GIVEN INFORMATION:
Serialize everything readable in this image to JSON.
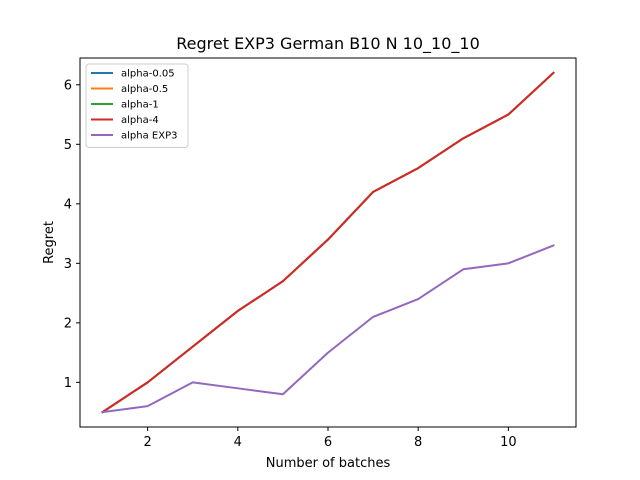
{
  "chart_data": {
    "type": "line",
    "title": "Regret EXP3 German B10 N 10_10_10",
    "xlabel": "Number of batches",
    "ylabel": "Regret",
    "xlim": [
      0.5,
      11.5
    ],
    "ylim": [
      0.25,
      6.45
    ],
    "xticks": [
      2,
      4,
      6,
      8,
      10
    ],
    "yticks": [
      1,
      2,
      3,
      4,
      5,
      6
    ],
    "x": [
      1,
      2,
      3,
      4,
      5,
      6,
      7,
      8,
      9,
      10,
      11
    ],
    "legend_position": "upper-left",
    "grid": false,
    "series": [
      {
        "name": "alpha-0.05",
        "color": "#1f77b4",
        "values": [
          0.5,
          1.0,
          1.6,
          2.2,
          2.7,
          3.4,
          4.2,
          4.6,
          5.1,
          5.5,
          6.2
        ]
      },
      {
        "name": "alpha-0.5",
        "color": "#ff7f0e",
        "values": [
          0.5,
          1.0,
          1.6,
          2.2,
          2.7,
          3.4,
          4.2,
          4.6,
          5.1,
          5.5,
          6.2
        ]
      },
      {
        "name": "alpha-1",
        "color": "#2ca02c",
        "values": [
          0.5,
          1.0,
          1.6,
          2.2,
          2.7,
          3.4,
          4.2,
          4.6,
          5.1,
          5.5,
          6.2
        ]
      },
      {
        "name": "alpha-4",
        "color": "#d62728",
        "values": [
          0.5,
          1.0,
          1.6,
          2.2,
          2.7,
          3.4,
          4.2,
          4.6,
          5.1,
          5.5,
          6.2
        ]
      },
      {
        "name": "alpha EXP3",
        "color": "#9467bd",
        "values": [
          0.5,
          0.6,
          1.0,
          0.9,
          0.8,
          1.5,
          2.1,
          2.4,
          2.9,
          3.0,
          3.3
        ]
      }
    ]
  }
}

EXERCISE: Copy each line of the data that contains the word "alpha".

THE RESULT:
        "name": "alpha-0.05",
        "name": "alpha-0.5",
        "name": "alpha-1",
        "name": "alpha-4",
        "name": "alpha EXP3",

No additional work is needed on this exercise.